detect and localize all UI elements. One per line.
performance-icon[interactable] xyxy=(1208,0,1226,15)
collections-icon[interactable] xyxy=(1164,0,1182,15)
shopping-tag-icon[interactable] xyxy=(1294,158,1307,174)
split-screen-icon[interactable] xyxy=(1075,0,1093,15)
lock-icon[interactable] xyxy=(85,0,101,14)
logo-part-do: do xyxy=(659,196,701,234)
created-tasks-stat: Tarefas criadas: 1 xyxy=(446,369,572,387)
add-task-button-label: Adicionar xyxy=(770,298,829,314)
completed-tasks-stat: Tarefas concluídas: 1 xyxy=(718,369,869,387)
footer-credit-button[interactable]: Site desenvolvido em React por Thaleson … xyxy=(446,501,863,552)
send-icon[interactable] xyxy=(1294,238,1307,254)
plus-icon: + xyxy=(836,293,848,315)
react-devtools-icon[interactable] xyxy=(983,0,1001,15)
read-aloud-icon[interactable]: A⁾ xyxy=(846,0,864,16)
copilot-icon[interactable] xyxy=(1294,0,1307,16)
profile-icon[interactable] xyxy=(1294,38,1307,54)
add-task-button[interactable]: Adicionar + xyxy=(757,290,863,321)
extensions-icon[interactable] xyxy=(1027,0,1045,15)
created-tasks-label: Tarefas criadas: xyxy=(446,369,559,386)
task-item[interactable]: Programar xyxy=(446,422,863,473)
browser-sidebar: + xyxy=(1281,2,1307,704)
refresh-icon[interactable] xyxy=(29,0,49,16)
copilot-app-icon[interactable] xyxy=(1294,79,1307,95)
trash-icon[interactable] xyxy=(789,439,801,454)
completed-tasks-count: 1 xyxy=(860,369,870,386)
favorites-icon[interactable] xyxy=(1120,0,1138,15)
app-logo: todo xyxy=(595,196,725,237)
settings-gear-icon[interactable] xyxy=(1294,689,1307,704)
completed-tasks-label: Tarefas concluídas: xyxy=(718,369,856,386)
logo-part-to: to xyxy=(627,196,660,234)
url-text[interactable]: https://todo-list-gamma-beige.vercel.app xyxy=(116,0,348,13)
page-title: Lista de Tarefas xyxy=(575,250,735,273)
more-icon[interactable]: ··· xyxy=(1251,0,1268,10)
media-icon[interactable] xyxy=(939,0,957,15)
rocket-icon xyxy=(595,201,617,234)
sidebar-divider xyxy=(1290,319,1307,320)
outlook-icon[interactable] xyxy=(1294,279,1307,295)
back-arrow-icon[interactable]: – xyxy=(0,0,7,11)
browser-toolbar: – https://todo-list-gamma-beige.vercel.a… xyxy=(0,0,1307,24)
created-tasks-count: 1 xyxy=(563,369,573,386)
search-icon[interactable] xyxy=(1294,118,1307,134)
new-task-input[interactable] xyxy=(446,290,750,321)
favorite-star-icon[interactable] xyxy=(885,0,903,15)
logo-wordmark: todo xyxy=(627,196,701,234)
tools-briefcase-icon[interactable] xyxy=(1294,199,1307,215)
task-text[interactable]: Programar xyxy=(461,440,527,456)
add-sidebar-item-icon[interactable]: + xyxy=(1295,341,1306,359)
● ● ● ● ●
**Enunciado:**
Copie sem alterações o trecho dos registros que vai do início até a linha que contém "favorites-icon[interactable] xyxy=(1120,0,1138,15)", incluindo essa linha.

**Resposta final:**
detect and localize all UI elements. One per line.
performance-icon[interactable] xyxy=(1208,0,1226,15)
collections-icon[interactable] xyxy=(1164,0,1182,15)
shopping-tag-icon[interactable] xyxy=(1294,158,1307,174)
split-screen-icon[interactable] xyxy=(1075,0,1093,15)
lock-icon[interactable] xyxy=(85,0,101,14)
logo-part-do: do xyxy=(659,196,701,234)
created-tasks-stat: Tarefas criadas: 1 xyxy=(446,369,572,387)
add-task-button-label: Adicionar xyxy=(770,298,829,314)
completed-tasks-stat: Tarefas concluídas: 1 xyxy=(718,369,869,387)
footer-credit-button[interactable]: Site desenvolvido em React por Thaleson … xyxy=(446,501,863,552)
send-icon[interactable] xyxy=(1294,238,1307,254)
plus-icon: + xyxy=(836,293,848,315)
react-devtools-icon[interactable] xyxy=(983,0,1001,15)
read-aloud-icon[interactable]: A⁾ xyxy=(846,0,864,16)
copilot-icon[interactable] xyxy=(1294,0,1307,16)
profile-icon[interactable] xyxy=(1294,38,1307,54)
add-task-button[interactable]: Adicionar + xyxy=(757,290,863,321)
extensions-icon[interactable] xyxy=(1027,0,1045,15)
created-tasks-label: Tarefas criadas: xyxy=(446,369,559,386)
task-item[interactable]: Programar xyxy=(446,422,863,473)
browser-sidebar: + xyxy=(1281,2,1307,704)
refresh-icon[interactable] xyxy=(29,0,49,16)
copilot-app-icon[interactable] xyxy=(1294,79,1307,95)
trash-icon[interactable] xyxy=(789,439,801,454)
completed-tasks-count: 1 xyxy=(860,369,870,386)
favorites-icon[interactable] xyxy=(1120,0,1138,15)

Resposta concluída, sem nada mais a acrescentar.